## Task goal
Keep the wording of each record exactly the same when you repeat it, and leave out pictures.

## Dataset records
++++++

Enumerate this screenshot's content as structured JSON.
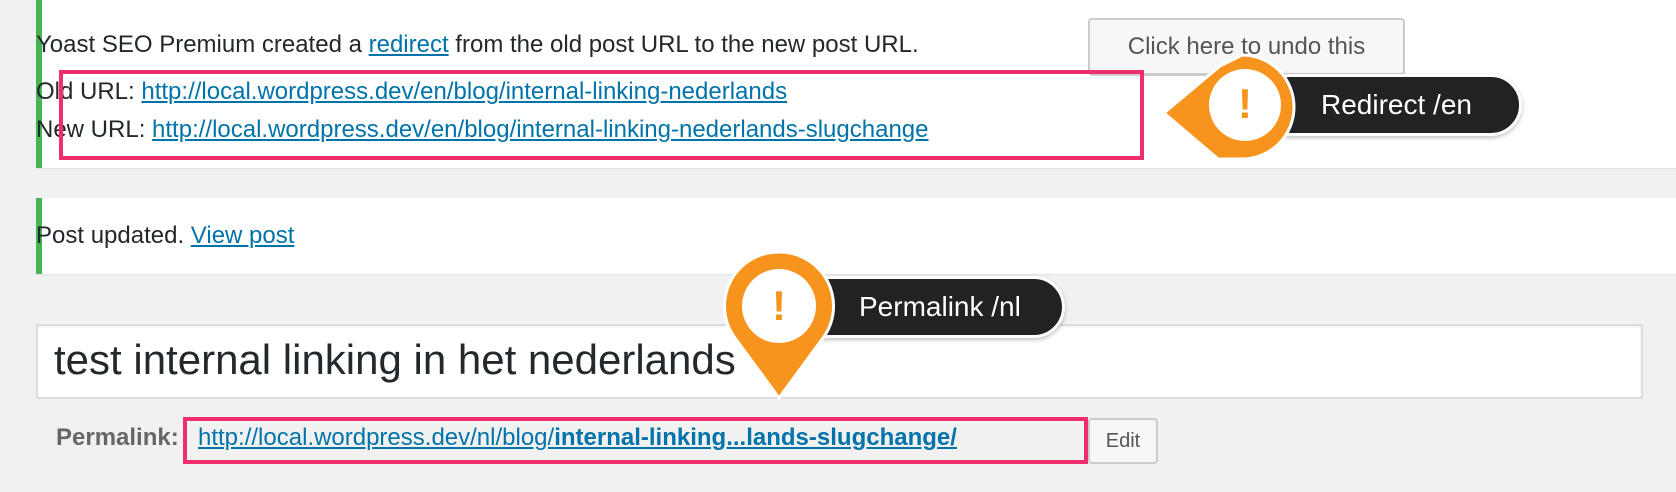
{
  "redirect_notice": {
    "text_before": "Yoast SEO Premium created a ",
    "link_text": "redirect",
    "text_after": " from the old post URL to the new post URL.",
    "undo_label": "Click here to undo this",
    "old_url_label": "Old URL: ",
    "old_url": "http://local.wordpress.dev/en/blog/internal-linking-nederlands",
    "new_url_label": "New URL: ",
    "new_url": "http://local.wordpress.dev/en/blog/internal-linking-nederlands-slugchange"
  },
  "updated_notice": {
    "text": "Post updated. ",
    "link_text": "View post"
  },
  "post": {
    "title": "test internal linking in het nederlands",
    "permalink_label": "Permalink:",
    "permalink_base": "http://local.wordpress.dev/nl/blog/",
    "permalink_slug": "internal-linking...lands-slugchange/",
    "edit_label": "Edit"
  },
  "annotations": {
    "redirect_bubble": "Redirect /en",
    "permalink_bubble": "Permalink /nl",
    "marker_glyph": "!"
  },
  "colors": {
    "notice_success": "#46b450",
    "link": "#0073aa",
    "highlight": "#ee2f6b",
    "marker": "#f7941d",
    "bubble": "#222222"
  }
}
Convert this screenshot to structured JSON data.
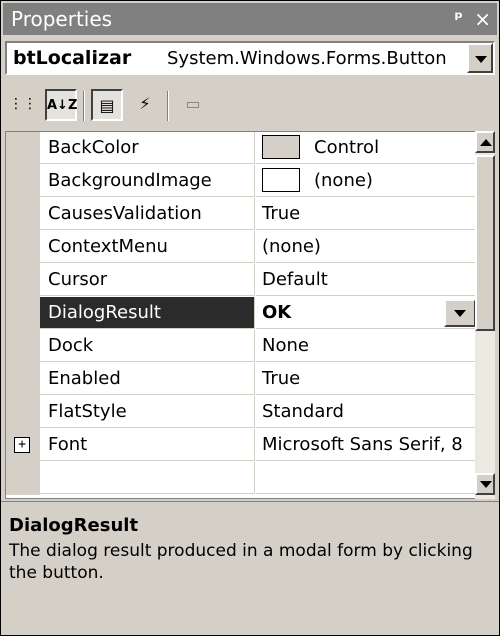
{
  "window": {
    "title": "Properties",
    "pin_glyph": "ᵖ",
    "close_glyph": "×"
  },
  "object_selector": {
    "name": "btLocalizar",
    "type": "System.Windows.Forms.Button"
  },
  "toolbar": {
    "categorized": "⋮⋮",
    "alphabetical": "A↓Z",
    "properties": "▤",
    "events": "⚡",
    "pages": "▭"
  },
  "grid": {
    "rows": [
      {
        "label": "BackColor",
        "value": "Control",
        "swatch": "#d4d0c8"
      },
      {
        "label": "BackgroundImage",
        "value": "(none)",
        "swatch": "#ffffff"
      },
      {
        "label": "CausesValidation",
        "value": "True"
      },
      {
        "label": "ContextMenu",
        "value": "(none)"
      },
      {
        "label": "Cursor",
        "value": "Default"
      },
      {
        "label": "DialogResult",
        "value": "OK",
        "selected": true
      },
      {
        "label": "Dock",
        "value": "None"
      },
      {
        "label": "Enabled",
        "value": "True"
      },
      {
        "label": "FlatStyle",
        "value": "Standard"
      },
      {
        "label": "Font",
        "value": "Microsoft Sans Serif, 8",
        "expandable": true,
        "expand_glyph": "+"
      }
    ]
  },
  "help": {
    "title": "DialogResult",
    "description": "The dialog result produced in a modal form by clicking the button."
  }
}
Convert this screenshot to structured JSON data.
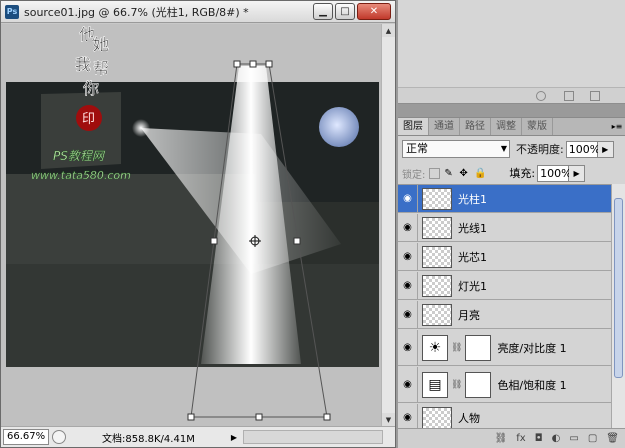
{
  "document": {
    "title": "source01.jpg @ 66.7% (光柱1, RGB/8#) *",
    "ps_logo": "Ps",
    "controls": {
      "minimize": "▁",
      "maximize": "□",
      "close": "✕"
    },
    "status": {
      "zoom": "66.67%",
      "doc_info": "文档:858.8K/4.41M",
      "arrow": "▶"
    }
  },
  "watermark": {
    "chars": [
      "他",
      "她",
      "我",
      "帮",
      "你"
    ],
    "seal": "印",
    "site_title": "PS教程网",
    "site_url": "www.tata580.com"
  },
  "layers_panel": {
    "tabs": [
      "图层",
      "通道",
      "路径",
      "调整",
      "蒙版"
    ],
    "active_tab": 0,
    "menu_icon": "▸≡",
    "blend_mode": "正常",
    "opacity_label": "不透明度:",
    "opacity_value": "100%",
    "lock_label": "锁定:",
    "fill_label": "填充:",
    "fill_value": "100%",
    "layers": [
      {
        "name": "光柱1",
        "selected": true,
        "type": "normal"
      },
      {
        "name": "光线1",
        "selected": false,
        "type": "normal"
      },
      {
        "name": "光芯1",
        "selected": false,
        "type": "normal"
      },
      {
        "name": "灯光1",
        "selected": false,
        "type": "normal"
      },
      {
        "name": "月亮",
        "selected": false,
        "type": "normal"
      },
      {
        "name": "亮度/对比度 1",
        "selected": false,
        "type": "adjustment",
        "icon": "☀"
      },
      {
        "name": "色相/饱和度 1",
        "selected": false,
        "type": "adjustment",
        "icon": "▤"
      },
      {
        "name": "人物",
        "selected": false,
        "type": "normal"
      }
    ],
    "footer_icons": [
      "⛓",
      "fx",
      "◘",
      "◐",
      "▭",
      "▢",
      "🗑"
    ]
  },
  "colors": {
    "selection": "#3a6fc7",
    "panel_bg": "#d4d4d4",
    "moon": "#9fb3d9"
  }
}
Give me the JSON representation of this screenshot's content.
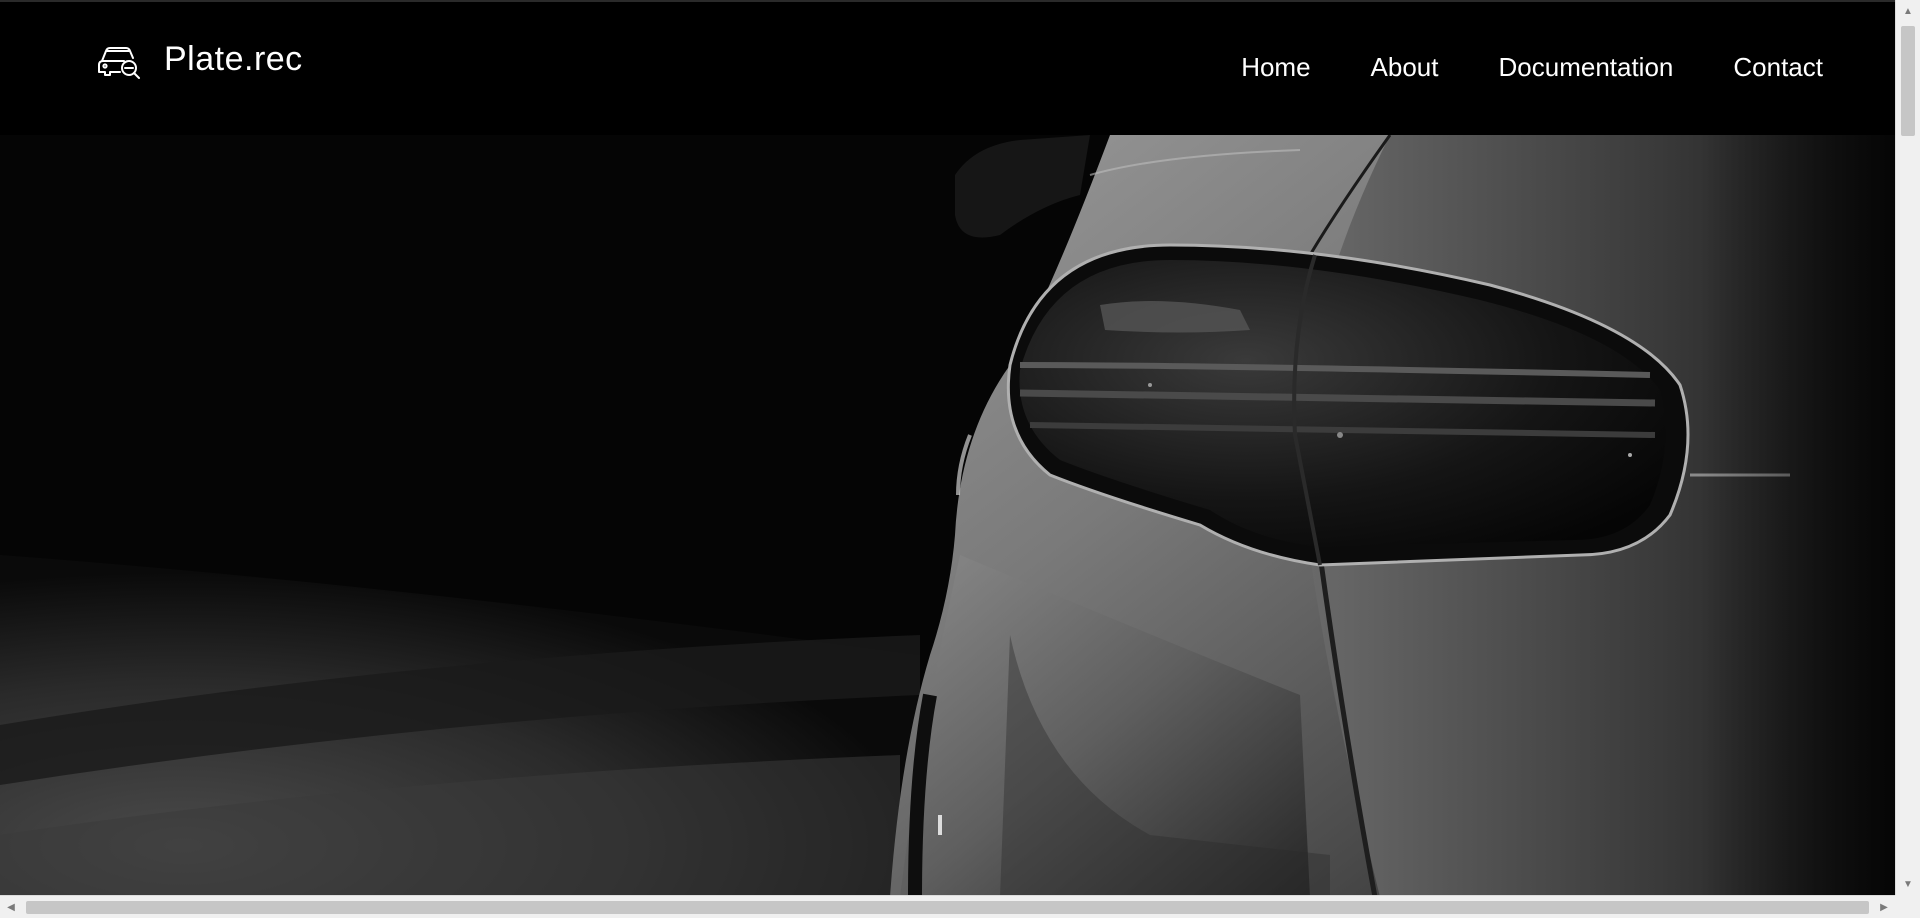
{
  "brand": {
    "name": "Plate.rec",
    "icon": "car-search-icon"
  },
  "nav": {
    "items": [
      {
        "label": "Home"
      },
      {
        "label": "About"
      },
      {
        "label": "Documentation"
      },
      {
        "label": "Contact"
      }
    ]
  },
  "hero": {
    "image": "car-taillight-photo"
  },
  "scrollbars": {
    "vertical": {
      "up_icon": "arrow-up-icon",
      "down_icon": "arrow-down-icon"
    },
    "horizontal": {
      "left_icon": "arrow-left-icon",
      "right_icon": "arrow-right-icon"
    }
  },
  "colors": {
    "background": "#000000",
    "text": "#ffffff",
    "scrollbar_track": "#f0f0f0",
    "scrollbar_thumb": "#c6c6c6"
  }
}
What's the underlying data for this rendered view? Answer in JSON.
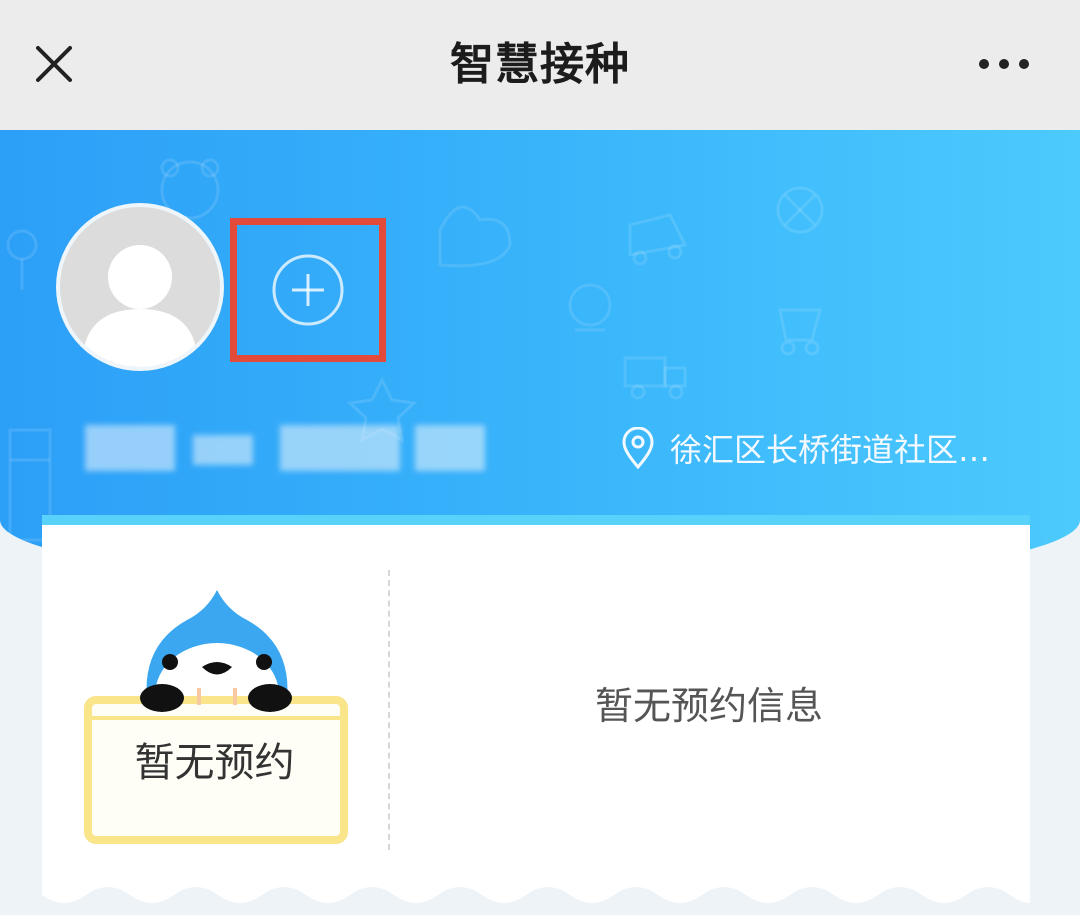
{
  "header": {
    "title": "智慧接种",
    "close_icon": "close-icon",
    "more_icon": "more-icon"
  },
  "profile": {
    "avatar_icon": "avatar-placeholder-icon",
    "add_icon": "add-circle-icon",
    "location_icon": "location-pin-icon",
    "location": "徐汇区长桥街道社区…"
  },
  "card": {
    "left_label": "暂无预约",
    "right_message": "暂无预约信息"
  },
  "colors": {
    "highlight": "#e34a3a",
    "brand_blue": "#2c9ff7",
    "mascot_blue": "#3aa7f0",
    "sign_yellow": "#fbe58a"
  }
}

++++++

## Answer for this exercise
Enumerate this screenshot's content as structured JSON.
{
  "redirect_notice": {
    "text_before": "Yoast SEO Premium created a ",
    "link_text": "redirect",
    "text_after": " from the old post URL to the new post URL.",
    "undo_label": "Click here to undo this",
    "old_url_label": "Old URL: ",
    "old_url": "http://local.wordpress.dev/en/blog/internal-linking-nederlands",
    "new_url_label": "New URL: ",
    "new_url": "http://local.wordpress.dev/en/blog/internal-linking-nederlands-slugchange"
  },
  "updated_notice": {
    "text": "Post updated. ",
    "link_text": "View post"
  },
  "post": {
    "title": "test internal linking in het nederlands",
    "permalink_label": "Permalink:",
    "permalink_base": "http://local.wordpress.dev/nl/blog/",
    "permalink_slug": "internal-linking...lands-slugchange/",
    "edit_label": "Edit"
  },
  "annotations": {
    "redirect_bubble": "Redirect /en",
    "permalink_bubble": "Permalink /nl",
    "marker_glyph": "!"
  },
  "colors": {
    "notice_success": "#46b450",
    "link": "#0073aa",
    "highlight": "#ee2f6b",
    "marker": "#f7941d",
    "bubble": "#222222"
  }
}
Convert this screenshot to structured JSON data.
{
  "window": {
    "title": "Properties",
    "pin_glyph": "ᵖ",
    "close_glyph": "×"
  },
  "object_selector": {
    "name": "btLocalizar",
    "type": "System.Windows.Forms.Button"
  },
  "toolbar": {
    "categorized": "⋮⋮",
    "alphabetical": "A↓Z",
    "properties": "▤",
    "events": "⚡",
    "pages": "▭"
  },
  "grid": {
    "rows": [
      {
        "label": "BackColor",
        "value": "Control",
        "swatch": "#d4d0c8"
      },
      {
        "label": "BackgroundImage",
        "value": "(none)",
        "swatch": "#ffffff"
      },
      {
        "label": "CausesValidation",
        "value": "True"
      },
      {
        "label": "ContextMenu",
        "value": "(none)"
      },
      {
        "label": "Cursor",
        "value": "Default"
      },
      {
        "label": "DialogResult",
        "value": "OK",
        "selected": true
      },
      {
        "label": "Dock",
        "value": "None"
      },
      {
        "label": "Enabled",
        "value": "True"
      },
      {
        "label": "FlatStyle",
        "value": "Standard"
      },
      {
        "label": "Font",
        "value": "Microsoft Sans Serif, 8",
        "expandable": true,
        "expand_glyph": "+"
      }
    ]
  },
  "help": {
    "title": "DialogResult",
    "description": "The dialog result produced in a modal form by clicking the button."
  }
}
Convert this screenshot to structured JSON data.
{
  "document": {
    "title": "source01.jpg @ 66.7% (光柱1, RGB/8#) *",
    "ps_logo": "Ps",
    "controls": {
      "minimize": "▁",
      "maximize": "□",
      "close": "✕"
    },
    "status": {
      "zoom": "66.67%",
      "doc_info": "文档:858.8K/4.41M",
      "arrow": "▶"
    }
  },
  "watermark": {
    "chars": [
      "他",
      "她",
      "我",
      "帮",
      "你"
    ],
    "seal": "印",
    "site_title": "PS教程网",
    "site_url": "www.tata580.com"
  },
  "layers_panel": {
    "tabs": [
      "图层",
      "通道",
      "路径",
      "调整",
      "蒙版"
    ],
    "active_tab": 0,
    "menu_icon": "▸≡",
    "blend_mode": "正常",
    "opacity_label": "不透明度:",
    "opacity_value": "100%",
    "lock_label": "锁定:",
    "fill_label": "填充:",
    "fill_value": "100%",
    "layers": [
      {
        "name": "光柱1",
        "selected": true,
        "type": "normal"
      },
      {
        "name": "光线1",
        "selected": false,
        "type": "normal"
      },
      {
        "name": "光芯1",
        "selected": false,
        "type": "normal"
      },
      {
        "name": "灯光1",
        "selected": false,
        "type": "normal"
      },
      {
        "name": "月亮",
        "selected": false,
        "type": "normal"
      },
      {
        "name": "亮度/对比度 1",
        "selected": false,
        "type": "adjustment",
        "icon": "☀"
      },
      {
        "name": "色相/饱和度 1",
        "selected": false,
        "type": "adjustment",
        "icon": "▤"
      },
      {
        "name": "人物",
        "selected": false,
        "type": "normal"
      }
    ],
    "footer_icons": [
      "⛓",
      "fx",
      "◘",
      "◐",
      "▭",
      "▢",
      "🗑"
    ]
  },
  "colors": {
    "selection": "#3a6fc7",
    "panel_bg": "#d4d4d4",
    "moon": "#9fb3d9"
  }
}
Give me the JSON representation of this screenshot's content.
{
  "brand": {
    "name": "Plate.rec",
    "icon": "car-search-icon"
  },
  "nav": {
    "items": [
      {
        "label": "Home"
      },
      {
        "label": "About"
      },
      {
        "label": "Documentation"
      },
      {
        "label": "Contact"
      }
    ]
  },
  "hero": {
    "image": "car-taillight-photo"
  },
  "scrollbars": {
    "vertical": {
      "up_icon": "arrow-up-icon",
      "down_icon": "arrow-down-icon"
    },
    "horizontal": {
      "left_icon": "arrow-left-icon",
      "right_icon": "arrow-right-icon"
    }
  },
  "colors": {
    "background": "#000000",
    "text": "#ffffff",
    "scrollbar_track": "#f0f0f0",
    "scrollbar_thumb": "#c6c6c6"
  }
}
What's the underlying data for this rendered view? Answer in JSON.
{
  "header": {
    "title": "智慧接种",
    "close_icon": "close-icon",
    "more_icon": "more-icon"
  },
  "profile": {
    "avatar_icon": "avatar-placeholder-icon",
    "add_icon": "add-circle-icon",
    "location_icon": "location-pin-icon",
    "location": "徐汇区长桥街道社区…"
  },
  "card": {
    "left_label": "暂无预约",
    "right_message": "暂无预约信息"
  },
  "colors": {
    "highlight": "#e34a3a",
    "brand_blue": "#2c9ff7",
    "mascot_blue": "#3aa7f0",
    "sign_yellow": "#fbe58a"
  }
}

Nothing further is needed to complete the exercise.